▶ **What needs to be done**
Every record below should be printed exactly as given.

----- Dataset records

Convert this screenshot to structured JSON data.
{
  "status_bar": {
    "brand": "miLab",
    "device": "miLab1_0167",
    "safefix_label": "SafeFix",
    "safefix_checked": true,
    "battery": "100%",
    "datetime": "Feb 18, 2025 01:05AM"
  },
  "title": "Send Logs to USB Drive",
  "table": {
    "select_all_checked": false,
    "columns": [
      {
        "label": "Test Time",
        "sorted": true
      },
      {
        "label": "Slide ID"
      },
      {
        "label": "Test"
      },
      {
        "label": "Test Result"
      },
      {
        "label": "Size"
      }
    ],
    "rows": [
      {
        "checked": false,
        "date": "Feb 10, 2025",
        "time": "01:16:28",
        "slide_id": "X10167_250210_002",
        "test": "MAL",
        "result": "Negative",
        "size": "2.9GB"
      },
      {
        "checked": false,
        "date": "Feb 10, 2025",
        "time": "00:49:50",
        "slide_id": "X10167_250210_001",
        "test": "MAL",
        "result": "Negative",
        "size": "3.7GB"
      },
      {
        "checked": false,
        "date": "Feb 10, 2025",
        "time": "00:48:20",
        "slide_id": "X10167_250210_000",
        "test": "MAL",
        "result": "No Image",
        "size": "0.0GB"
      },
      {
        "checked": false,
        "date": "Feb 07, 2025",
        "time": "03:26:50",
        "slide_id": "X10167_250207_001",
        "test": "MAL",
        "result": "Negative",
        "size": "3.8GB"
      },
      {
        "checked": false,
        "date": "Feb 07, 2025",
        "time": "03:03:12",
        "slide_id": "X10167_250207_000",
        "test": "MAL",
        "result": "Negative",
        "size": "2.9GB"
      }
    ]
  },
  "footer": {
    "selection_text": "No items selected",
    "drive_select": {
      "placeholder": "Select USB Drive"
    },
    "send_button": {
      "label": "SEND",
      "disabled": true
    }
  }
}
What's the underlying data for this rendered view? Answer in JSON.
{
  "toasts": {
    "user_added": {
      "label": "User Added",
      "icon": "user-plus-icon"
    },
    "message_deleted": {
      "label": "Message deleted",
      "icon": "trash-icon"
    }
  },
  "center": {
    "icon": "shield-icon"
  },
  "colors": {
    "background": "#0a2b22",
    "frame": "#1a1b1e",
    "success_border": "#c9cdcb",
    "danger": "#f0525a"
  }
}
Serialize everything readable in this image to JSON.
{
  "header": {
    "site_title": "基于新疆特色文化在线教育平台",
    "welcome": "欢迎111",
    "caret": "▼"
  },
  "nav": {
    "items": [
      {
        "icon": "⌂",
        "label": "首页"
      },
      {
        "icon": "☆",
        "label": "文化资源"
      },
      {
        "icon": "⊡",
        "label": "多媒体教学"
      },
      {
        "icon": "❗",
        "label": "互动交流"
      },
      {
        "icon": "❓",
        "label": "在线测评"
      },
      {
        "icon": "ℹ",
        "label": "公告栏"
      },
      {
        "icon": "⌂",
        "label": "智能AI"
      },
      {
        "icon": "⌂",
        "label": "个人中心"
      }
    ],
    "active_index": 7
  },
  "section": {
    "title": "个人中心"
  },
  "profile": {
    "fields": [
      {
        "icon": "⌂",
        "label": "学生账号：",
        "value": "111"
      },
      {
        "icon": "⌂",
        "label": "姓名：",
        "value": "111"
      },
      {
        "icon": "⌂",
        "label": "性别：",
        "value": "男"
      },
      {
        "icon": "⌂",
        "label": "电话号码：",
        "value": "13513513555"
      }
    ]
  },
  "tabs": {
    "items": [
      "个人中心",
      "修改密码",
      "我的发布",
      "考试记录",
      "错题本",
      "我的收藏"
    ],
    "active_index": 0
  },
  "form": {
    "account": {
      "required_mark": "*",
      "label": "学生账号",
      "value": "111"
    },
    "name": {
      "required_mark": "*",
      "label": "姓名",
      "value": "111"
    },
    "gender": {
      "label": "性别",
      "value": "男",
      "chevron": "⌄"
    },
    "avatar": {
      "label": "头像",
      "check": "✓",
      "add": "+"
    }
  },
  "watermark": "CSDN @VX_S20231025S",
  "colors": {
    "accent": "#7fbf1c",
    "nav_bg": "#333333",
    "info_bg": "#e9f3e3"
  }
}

----------

▶ **Answer**
Convert this screenshot to structured JSON data.
{
  "status_bar": {
    "brand": "miLab",
    "device": "miLab1_0167",
    "safefix_label": "SafeFix",
    "safefix_checked": true,
    "battery": "100%",
    "datetime": "Feb 18, 2025 01:05AM"
  },
  "title": "Send Logs to USB Drive",
  "table": {
    "select_all_checked": false,
    "columns": [
      {
        "label": "Test Time",
        "sorted": true
      },
      {
        "label": "Slide ID"
      },
      {
        "label": "Test"
      },
      {
        "label": "Test Result"
      },
      {
        "label": "Size"
      }
    ],
    "rows": [
      {
        "checked": false,
        "date": "Feb 10, 2025",
        "time": "01:16:28",
        "slide_id": "X10167_250210_002",
        "test": "MAL",
        "result": "Negative",
        "size": "2.9GB"
      },
      {
        "checked": false,
        "date": "Feb 10, 2025",
        "time": "00:49:50",
        "slide_id": "X10167_250210_001",
        "test": "MAL",
        "result": "Negative",
        "size": "3.7GB"
      },
      {
        "checked": false,
        "date": "Feb 10, 2025",
        "time": "00:48:20",
        "slide_id": "X10167_250210_000",
        "test": "MAL",
        "result": "No Image",
        "size": "0.0GB"
      },
      {
        "checked": false,
        "date": "Feb 07, 2025",
        "time": "03:26:50",
        "slide_id": "X10167_250207_001",
        "test": "MAL",
        "result": "Negative",
        "size": "3.8GB"
      },
      {
        "checked": false,
        "date": "Feb 07, 2025",
        "time": "03:03:12",
        "slide_id": "X10167_250207_000",
        "test": "MAL",
        "result": "Negative",
        "size": "2.9GB"
      }
    ]
  },
  "footer": {
    "selection_text": "No items selected",
    "drive_select": {
      "placeholder": "Select USB Drive"
    },
    "send_button": {
      "label": "SEND",
      "disabled": true
    }
  }
}
What's the underlying data for this rendered view? Answer in JSON.
{
  "toasts": {
    "user_added": {
      "label": "User Added",
      "icon": "user-plus-icon"
    },
    "message_deleted": {
      "label": "Message deleted",
      "icon": "trash-icon"
    }
  },
  "center": {
    "icon": "shield-icon"
  },
  "colors": {
    "background": "#0a2b22",
    "frame": "#1a1b1e",
    "success_border": "#c9cdcb",
    "danger": "#f0525a"
  }
}
Serialize everything readable in this image to JSON.
{
  "header": {
    "site_title": "基于新疆特色文化在线教育平台",
    "welcome": "欢迎111",
    "caret": "▼"
  },
  "nav": {
    "items": [
      {
        "icon": "⌂",
        "label": "首页"
      },
      {
        "icon": "☆",
        "label": "文化资源"
      },
      {
        "icon": "⊡",
        "label": "多媒体教学"
      },
      {
        "icon": "❗",
        "label": "互动交流"
      },
      {
        "icon": "❓",
        "label": "在线测评"
      },
      {
        "icon": "ℹ",
        "label": "公告栏"
      },
      {
        "icon": "⌂",
        "label": "智能AI"
      },
      {
        "icon": "⌂",
        "label": "个人中心"
      }
    ],
    "active_index": 7
  },
  "section": {
    "title": "个人中心"
  },
  "profile": {
    "fields": [
      {
        "icon": "⌂",
        "label": "学生账号：",
        "value": "111"
      },
      {
        "icon": "⌂",
        "label": "姓名：",
        "value": "111"
      },
      {
        "icon": "⌂",
        "label": "性别：",
        "value": "男"
      },
      {
        "icon": "⌂",
        "label": "电话号码：",
        "value": "13513513555"
      }
    ]
  },
  "tabs": {
    "items": [
      "个人中心",
      "修改密码",
      "我的发布",
      "考试记录",
      "错题本",
      "我的收藏"
    ],
    "active_index": 0
  },
  "form": {
    "account": {
      "required_mark": "*",
      "label": "学生账号",
      "value": "111"
    },
    "name": {
      "required_mark": "*",
      "label": "姓名",
      "value": "111"
    },
    "gender": {
      "label": "性别",
      "value": "男",
      "chevron": "⌄"
    },
    "avatar": {
      "label": "头像",
      "check": "✓",
      "add": "+"
    }
  },
  "watermark": "CSDN @VX_S20231025S",
  "colors": {
    "accent": "#7fbf1c",
    "nav_bg": "#333333",
    "info_bg": "#e9f3e3"
  }
}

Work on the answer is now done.